Record extracts:
• • • • •
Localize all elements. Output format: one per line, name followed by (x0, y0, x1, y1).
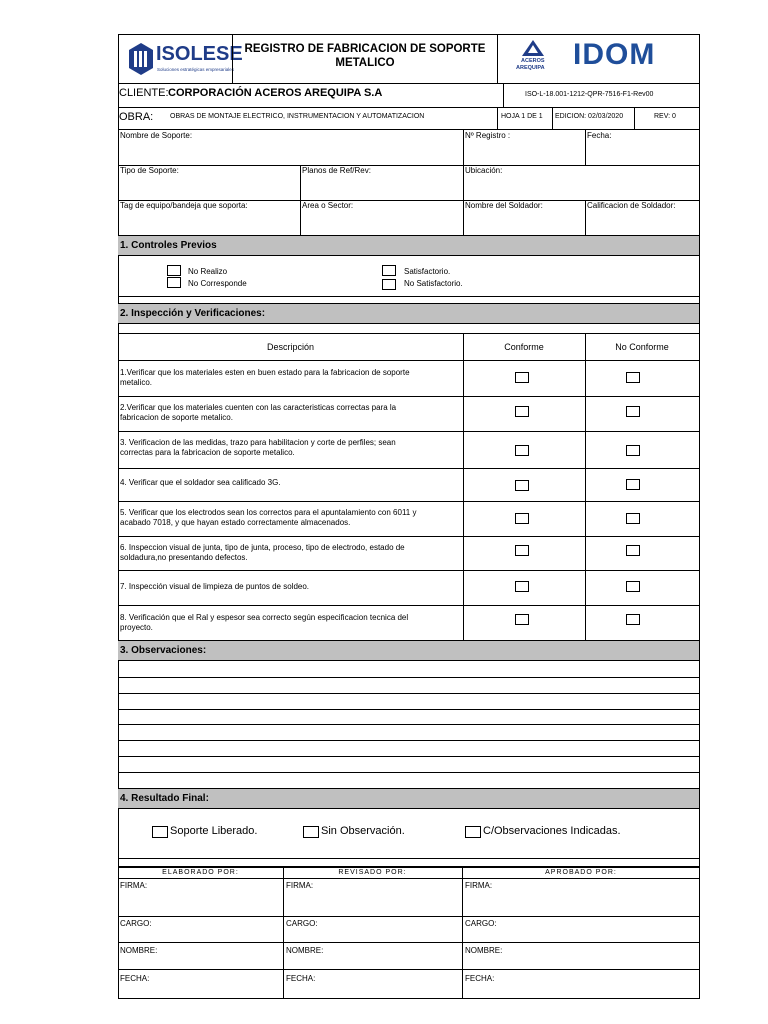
no-realizo-label: No Realizo (188, 267, 228, 276)
aprobado-cargo[interactable]: CARGO: (465, 919, 497, 928)
aceros-logo-text-1: ACEROS (521, 58, 545, 64)
section-2-header (118, 303, 699, 324)
con-observaciones-checkbox[interactable] (465, 826, 481, 838)
elaborado-header: ELABORADO POR: (162, 869, 239, 876)
header-divider (118, 83, 700, 84)
item-6-desc: 6. Inspeccion visual de junta, tipo de junta, proceso, tipo de electrodo, estado de soldadura,no presentando defectos. (120, 543, 405, 562)
sin-observacion-label: Sin Observación. (321, 825, 405, 837)
fecha-field[interactable]: Fecha: (587, 131, 612, 140)
aprobado-header: APROBADO POR: (545, 869, 617, 876)
cliente-value: CORPORACIÓN ACEROS AREQUIPA S.A (168, 87, 383, 99)
tipo-soporte-field[interactable]: Tipo de Soporte: (120, 166, 179, 175)
elaborado-nombre[interactable]: NOMBRE: (120, 946, 158, 955)
cliente-label: CLIENTE: (119, 87, 169, 99)
item-8-no-conforme-checkbox[interactable] (626, 614, 640, 625)
page-title-line2: METALICO (335, 57, 395, 69)
rev-info: REV: 0 (654, 113, 676, 120)
planos-field[interactable]: Planos de Ref/Rev: (302, 166, 371, 175)
item-2-conforme-checkbox[interactable] (515, 406, 529, 417)
no-realizo-checkbox[interactable] (167, 265, 181, 276)
revisado-firma[interactable]: FIRMA: (286, 881, 314, 890)
obra-value: OBRAS DE MONTAJE ELECTRICO, INSTRUMENTACION Y AUTOMATIZACION (170, 113, 425, 120)
title-cell (232, 34, 498, 83)
obra-label: OBRA: (119, 111, 154, 123)
item-8-conforme-checkbox[interactable] (515, 614, 529, 625)
item-6-conforme-checkbox[interactable] (515, 545, 529, 556)
header-row (118, 34, 700, 83)
calificacion-soldador-field[interactable]: Calificacion de Soldador: (587, 201, 676, 210)
revisado-nombre[interactable]: NOMBRE: (286, 946, 324, 955)
item-4-conforme-checkbox[interactable] (515, 480, 529, 491)
isolese-logo-text: ISOLESE (156, 43, 243, 65)
elaborado-firma[interactable]: FIRMA: (120, 881, 148, 890)
tag-equipo-field[interactable]: Tag de equipo/bandeja que soporta: (120, 201, 248, 210)
item-4-desc: 4. Verificar que el soldador sea calificado 3G. (120, 478, 281, 487)
item-2-no-conforme-checkbox[interactable] (626, 406, 640, 417)
section-2-title: 2. Inspección y Verificaciones: (120, 308, 266, 319)
page-title-line1: REGISTRO DE FABRICACION DE SOPORTE (244, 43, 486, 55)
item-7-no-conforme-checkbox[interactable] (626, 581, 640, 592)
item-6-no-conforme-checkbox[interactable] (626, 545, 640, 556)
item-1-no-conforme-checkbox[interactable] (626, 372, 640, 383)
aceros-arequipa-icon (522, 40, 544, 56)
section-4-title: 4. Resultado Final: (120, 793, 209, 804)
item-5-conforme-checkbox[interactable] (515, 513, 529, 524)
n-registro-field[interactable]: Nº Registro : (465, 131, 511, 140)
con-observaciones-label: C/Observaciones Indicadas. (483, 825, 621, 837)
col-conforme: Conforme (504, 342, 544, 352)
item-1-desc: 1.Verificar que los materiales esten en buen estado para la fabricacion de soporte metalico. (120, 368, 410, 387)
edicion-info: EDICION: 02/03/2020 (555, 113, 624, 120)
aprobado-fecha[interactable]: FECHA: (465, 974, 495, 983)
elaborado-cargo[interactable]: CARGO: (120, 919, 152, 928)
no-corresponde-label: No Corresponde (188, 279, 247, 288)
section-4-header (118, 788, 699, 809)
idom-logo: IDOM (573, 38, 656, 71)
soporte-liberado-label: Soporte Liberado. (170, 825, 258, 837)
item-4-no-conforme-checkbox[interactable] (626, 479, 640, 490)
item-5-desc: 5. Verificar que los electrodos sean los correctos para el apuntalamiento con 6011 y acabado 7018, y que hayan estado correctamente almacenados. (120, 508, 417, 527)
no-satisfactorio-label: No Satisfactorio. (404, 279, 463, 288)
item-8-desc: 8. Verificación que el Ral y espesor sea correcto según especificacion tecnica del proyecto. (120, 613, 409, 632)
revisado-cargo[interactable]: CARGO: (286, 919, 318, 928)
col-no-conforme: No Conforme (615, 342, 669, 352)
item-3-conforme-checkbox[interactable] (515, 445, 529, 456)
sin-observacion-checkbox[interactable] (303, 826, 319, 838)
satisfactorio-checkbox[interactable] (382, 265, 396, 276)
section-1-header (118, 235, 699, 256)
soporte-liberado-checkbox[interactable] (152, 826, 168, 838)
item-3-no-conforme-checkbox[interactable] (626, 445, 640, 456)
aceros-logo-text-2: AREQUIPA (516, 65, 545, 71)
item-3-desc: 3. Verificacion de las medidas, trazo para habilitacion y corte de perfiles; sean correctas para la fabricacion de soporte metalico. (120, 438, 396, 457)
area-sector-field[interactable]: Area o Sector: (302, 201, 354, 210)
item-1-conforme-checkbox[interactable] (515, 372, 529, 383)
revisado-fecha[interactable]: FECHA: (286, 974, 316, 983)
nombre-soporte-field[interactable]: Nombre de Soporte: (120, 131, 193, 140)
isolese-hexagon-icon (128, 42, 154, 76)
item-7-conforme-checkbox[interactable] (515, 581, 529, 592)
isolese-logo-subtext: Soluciones estratégicas empresariales (157, 67, 235, 72)
section-1-title: 1. Controles Previos (120, 240, 217, 251)
elaborado-fecha[interactable]: FECHA: (120, 974, 150, 983)
section-3-title: 3. Observaciones: (120, 645, 207, 656)
nombre-soldador-field[interactable]: Nombre del Soldador: (465, 201, 543, 210)
no-corresponde-checkbox[interactable] (167, 277, 181, 288)
isolese-logo (128, 40, 243, 78)
col-descripcion: Descripción (266, 342, 315, 352)
ubicacion-field[interactable]: Ubicación: (465, 166, 503, 175)
doc-code: ISO-L-18.001-1212-QPR-7516-F1-Rev00 (525, 91, 654, 98)
item-7-desc: 7. Inspección visual de limpieza de puntos de soldeo. (120, 582, 310, 591)
aprobado-firma[interactable]: FIRMA: (465, 881, 493, 890)
aceros-arequipa-logo (513, 40, 553, 76)
section-3-header (118, 640, 699, 661)
item-2-desc: 2.Verificar que los materiales cuenten con las caracteristicas correctas para la fabricacion de soporte metalico. (120, 403, 397, 422)
revisado-header: REVISADO POR: (338, 869, 407, 876)
satisfactorio-label: Satisfactorio. (404, 267, 451, 276)
item-5-no-conforme-checkbox[interactable] (626, 513, 640, 524)
aprobado-nombre[interactable]: NOMBRE: (465, 946, 503, 955)
hoja-info: HOJA 1 DE 1 (501, 113, 543, 120)
no-satisfactorio-checkbox[interactable] (382, 279, 396, 290)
• • • • •
Written task:
Please rewrite the listing above with "Sin Observación" replaced by "Sin Observaciones", keeping everything else unchanged and leaving out the pictures.

Worked solution:
Localize all elements. Output format: one per line, name followed by (x0, y0, x1, y1).
no-realizo-label: No Realizo (188, 267, 228, 276)
aprobado-cargo[interactable]: CARGO: (465, 919, 497, 928)
aceros-logo-text-1: ACEROS (521, 58, 545, 64)
section-2-header (118, 303, 699, 324)
con-observaciones-checkbox[interactable] (465, 826, 481, 838)
elaborado-header: ELABORADO POR: (162, 869, 239, 876)
header-divider (118, 83, 700, 84)
item-6-desc: 6. Inspeccion visual de junta, tipo de junta, proceso, tipo de electrodo, estado de soldadura,no presentando defectos. (120, 543, 405, 562)
sin-observacion-label: Sin Observaciones. (321, 825, 405, 837)
fecha-field[interactable]: Fecha: (587, 131, 612, 140)
aprobado-header: APROBADO POR: (545, 869, 617, 876)
cliente-value: CORPORACIÓN ACEROS AREQUIPA S.A (168, 87, 383, 99)
tipo-soporte-field[interactable]: Tipo de Soporte: (120, 166, 179, 175)
elaborado-nombre[interactable]: NOMBRE: (120, 946, 158, 955)
cliente-label: CLIENTE: (119, 87, 169, 99)
item-8-no-conforme-checkbox[interactable] (626, 614, 640, 625)
page-title-line2: METALICO (335, 57, 395, 69)
rev-info: REV: 0 (654, 113, 676, 120)
planos-field[interactable]: Planos de Ref/Rev: (302, 166, 371, 175)
item-2-conforme-checkbox[interactable] (515, 406, 529, 417)
no-realizo-checkbox[interactable] (167, 265, 181, 276)
revisado-firma[interactable]: FIRMA: (286, 881, 314, 890)
obra-value: OBRAS DE MONTAJE ELECTRICO, INSTRUMENTACION Y AUTOMATIZACION (170, 113, 425, 120)
title-cell (232, 34, 498, 83)
obra-label: OBRA: (119, 111, 154, 123)
item-8-conforme-checkbox[interactable] (515, 614, 529, 625)
item-6-conforme-checkbox[interactable] (515, 545, 529, 556)
header-row (118, 34, 700, 83)
calificacion-soldador-field[interactable]: Calificacion de Soldador: (587, 201, 676, 210)
revisado-nombre[interactable]: NOMBRE: (286, 946, 324, 955)
item-4-conforme-checkbox[interactable] (515, 480, 529, 491)
isolese-logo-text: ISOLESE (156, 43, 243, 65)
elaborado-firma[interactable]: FIRMA: (120, 881, 148, 890)
tag-equipo-field[interactable]: Tag de equipo/bandeja que soporta: (120, 201, 248, 210)
item-4-desc: 4. Verificar que el soldador sea calificado 3G. (120, 478, 281, 487)
item-2-no-conforme-checkbox[interactable] (626, 406, 640, 417)
section-2-title: 2. Inspección y Verificaciones: (120, 308, 266, 319)
page-title-line1: REGISTRO DE FABRICACION DE SOPORTE (244, 43, 486, 55)
item-7-no-conforme-checkbox[interactable] (626, 581, 640, 592)
item-6-no-conforme-checkbox[interactable] (626, 545, 640, 556)
item-1-no-conforme-checkbox[interactable] (626, 372, 640, 383)
aceros-arequipa-icon (522, 40, 544, 56)
section-4-title: 4. Resultado Final: (120, 793, 209, 804)
item-5-conforme-checkbox[interactable] (515, 513, 529, 524)
n-registro-field[interactable]: Nº Registro : (465, 131, 511, 140)
con-observaciones-label: C/Observaciones Indicadas. (483, 825, 621, 837)
col-conforme: Conforme (504, 342, 544, 352)
item-1-desc: 1.Verificar que los materiales esten en buen estado para la fabricacion de soporte metalico. (120, 368, 410, 387)
edicion-info: EDICION: 02/03/2020 (555, 113, 624, 120)
aprobado-fecha[interactable]: FECHA: (465, 974, 495, 983)
elaborado-cargo[interactable]: CARGO: (120, 919, 152, 928)
no-corresponde-label: No Corresponde (188, 279, 247, 288)
section-4-header (118, 788, 699, 809)
idom-logo: IDOM (573, 38, 656, 71)
soporte-liberado-label: Soporte Liberado. (170, 825, 258, 837)
item-4-no-conforme-checkbox[interactable] (626, 479, 640, 490)
item-5-desc: 5. Verificar que los electrodos sean los correctos para el apuntalamiento con 6011 y acabado 7018, y que hayan estado correctamente almacenados. (120, 508, 417, 527)
no-satisfactorio-label: No Satisfactorio. (404, 279, 463, 288)
item-8-desc: 8. Verificación que el Ral y espesor sea correcto según especificacion tecnica del proyecto. (120, 613, 409, 632)
revisado-cargo[interactable]: CARGO: (286, 919, 318, 928)
col-no-conforme: No Conforme (615, 342, 669, 352)
item-3-conforme-checkbox[interactable] (515, 445, 529, 456)
sin-observacion-checkbox[interactable] (303, 826, 319, 838)
satisfactorio-checkbox[interactable] (382, 265, 396, 276)
section-1-header (118, 235, 699, 256)
soporte-liberado-checkbox[interactable] (152, 826, 168, 838)
item-3-no-conforme-checkbox[interactable] (626, 445, 640, 456)
aceros-logo-text-2: AREQUIPA (516, 65, 545, 71)
item-3-desc: 3. Verificacion de las medidas, trazo para habilitacion y corte de perfiles; sean correctas para la fabricacion de soporte metalico. (120, 438, 396, 457)
area-sector-field[interactable]: Area o Sector: (302, 201, 354, 210)
item-1-conforme-checkbox[interactable] (515, 372, 529, 383)
revisado-fecha[interactable]: FECHA: (286, 974, 316, 983)
nombre-soporte-field[interactable]: Nombre de Soporte: (120, 131, 193, 140)
isolese-hexagon-icon (128, 42, 154, 76)
item-7-conforme-checkbox[interactable] (515, 581, 529, 592)
isolese-logo-subtext: Soluciones estratégicas empresariales (157, 67, 235, 72)
section-1-title: 1. Controles Previos (120, 240, 217, 251)
elaborado-fecha[interactable]: FECHA: (120, 974, 150, 983)
section-3-title: 3. Observaciones: (120, 645, 207, 656)
nombre-soldador-field[interactable]: Nombre del Soldador: (465, 201, 543, 210)
no-corresponde-checkbox[interactable] (167, 277, 181, 288)
isolese-logo (128, 40, 243, 78)
col-descripcion: Descripción (266, 342, 315, 352)
ubicacion-field[interactable]: Ubicación: (465, 166, 503, 175)
doc-code: ISO-L-18.001-1212-QPR-7516-F1-Rev00 (525, 91, 654, 98)
item-7-desc: 7. Inspección visual de limpieza de puntos de soldeo. (120, 582, 310, 591)
aprobado-firma[interactable]: FIRMA: (465, 881, 493, 890)
aceros-arequipa-logo (513, 40, 553, 76)
section-3-header (118, 640, 699, 661)
item-2-desc: 2.Verificar que los materiales cuenten con las caracteristicas correctas para la fabricacion de soporte metalico. (120, 403, 397, 422)
revisado-header: REVISADO POR: (338, 869, 407, 876)
satisfactorio-label: Satisfactorio. (404, 267, 451, 276)
item-5-no-conforme-checkbox[interactable] (626, 513, 640, 524)
aprobado-nombre[interactable]: NOMBRE: (465, 946, 503, 955)
hoja-info: HOJA 1 DE 1 (501, 113, 543, 120)
no-satisfactorio-checkbox[interactable] (382, 279, 396, 290)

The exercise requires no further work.